→ **Written instruction**: Set the pictures aside and set down only the lines from the line holding "What's the underlying" through the end of the entries below, ends included.

(Records contained in a dataset)
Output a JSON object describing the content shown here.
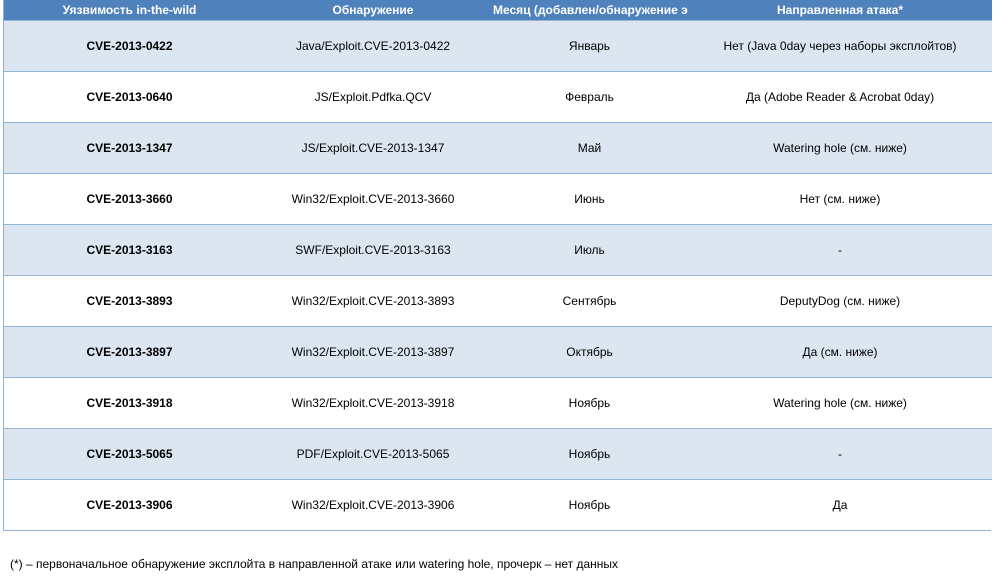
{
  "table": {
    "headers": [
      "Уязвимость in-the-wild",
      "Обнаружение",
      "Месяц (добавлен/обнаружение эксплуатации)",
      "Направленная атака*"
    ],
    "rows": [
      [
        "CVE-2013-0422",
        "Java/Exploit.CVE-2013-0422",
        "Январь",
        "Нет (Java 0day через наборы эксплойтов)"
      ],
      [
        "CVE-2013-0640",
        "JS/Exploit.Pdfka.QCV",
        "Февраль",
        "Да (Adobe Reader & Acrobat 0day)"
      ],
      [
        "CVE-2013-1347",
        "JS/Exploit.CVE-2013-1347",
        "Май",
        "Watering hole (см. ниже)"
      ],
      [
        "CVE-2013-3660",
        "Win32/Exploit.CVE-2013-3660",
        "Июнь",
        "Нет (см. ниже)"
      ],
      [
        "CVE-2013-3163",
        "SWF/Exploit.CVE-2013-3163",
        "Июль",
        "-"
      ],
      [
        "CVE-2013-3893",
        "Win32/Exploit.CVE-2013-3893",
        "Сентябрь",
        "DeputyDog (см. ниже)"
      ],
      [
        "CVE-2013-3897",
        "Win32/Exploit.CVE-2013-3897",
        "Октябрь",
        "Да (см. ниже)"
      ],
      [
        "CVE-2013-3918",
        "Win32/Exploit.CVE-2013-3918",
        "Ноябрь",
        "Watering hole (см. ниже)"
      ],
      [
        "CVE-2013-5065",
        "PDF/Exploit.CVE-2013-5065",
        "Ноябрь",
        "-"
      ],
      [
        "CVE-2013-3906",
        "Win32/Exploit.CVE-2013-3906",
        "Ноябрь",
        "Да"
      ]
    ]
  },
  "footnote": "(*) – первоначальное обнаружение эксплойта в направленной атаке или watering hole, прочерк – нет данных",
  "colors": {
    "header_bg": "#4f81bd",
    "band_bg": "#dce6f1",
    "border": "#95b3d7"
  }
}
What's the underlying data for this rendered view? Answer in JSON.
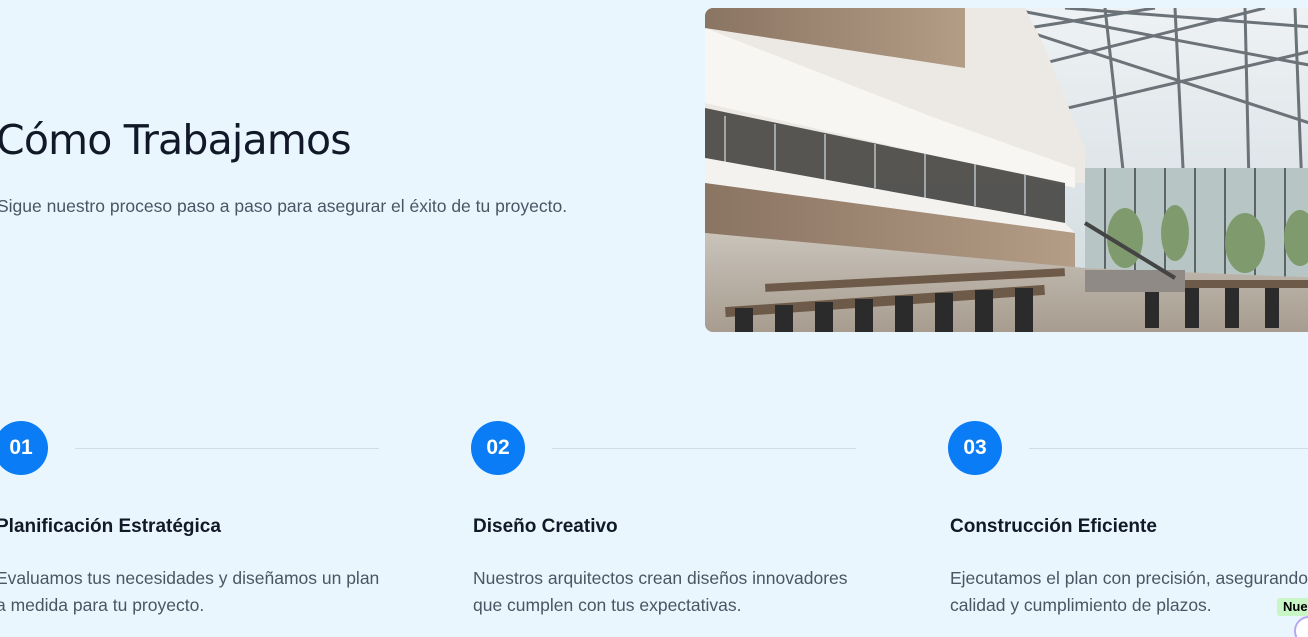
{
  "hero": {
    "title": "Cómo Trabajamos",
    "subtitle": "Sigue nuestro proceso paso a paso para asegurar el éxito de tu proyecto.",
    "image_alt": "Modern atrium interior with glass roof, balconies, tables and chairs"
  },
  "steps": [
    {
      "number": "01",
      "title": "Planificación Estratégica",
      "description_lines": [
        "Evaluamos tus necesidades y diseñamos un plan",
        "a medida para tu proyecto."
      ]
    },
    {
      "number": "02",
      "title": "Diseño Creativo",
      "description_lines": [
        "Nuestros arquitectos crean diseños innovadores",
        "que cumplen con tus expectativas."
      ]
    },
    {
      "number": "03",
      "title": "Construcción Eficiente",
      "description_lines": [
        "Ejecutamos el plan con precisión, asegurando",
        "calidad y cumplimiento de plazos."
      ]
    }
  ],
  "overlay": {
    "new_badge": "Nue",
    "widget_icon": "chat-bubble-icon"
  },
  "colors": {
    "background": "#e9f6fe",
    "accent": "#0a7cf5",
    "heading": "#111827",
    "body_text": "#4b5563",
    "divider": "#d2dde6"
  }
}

→ **Result for this task**:
What's the underlying data for this rendered view? Answer in JSON.
{
  "hero": {
    "title": "Cómo Trabajamos",
    "subtitle": "Sigue nuestro proceso paso a paso para asegurar el éxito de tu proyecto.",
    "image_alt": "Modern atrium interior with glass roof, balconies, tables and chairs"
  },
  "steps": [
    {
      "number": "01",
      "title": "Planificación Estratégica",
      "description_lines": [
        "Evaluamos tus necesidades y diseñamos un plan",
        "a medida para tu proyecto."
      ]
    },
    {
      "number": "02",
      "title": "Diseño Creativo",
      "description_lines": [
        "Nuestros arquitectos crean diseños innovadores",
        "que cumplen con tus expectativas."
      ]
    },
    {
      "number": "03",
      "title": "Construcción Eficiente",
      "description_lines": [
        "Ejecutamos el plan con precisión, asegurando",
        "calidad y cumplimiento de plazos."
      ]
    }
  ],
  "overlay": {
    "new_badge": "Nue",
    "widget_icon": "chat-bubble-icon"
  },
  "colors": {
    "background": "#e9f6fe",
    "accent": "#0a7cf5",
    "heading": "#111827",
    "body_text": "#4b5563",
    "divider": "#d2dde6"
  }
}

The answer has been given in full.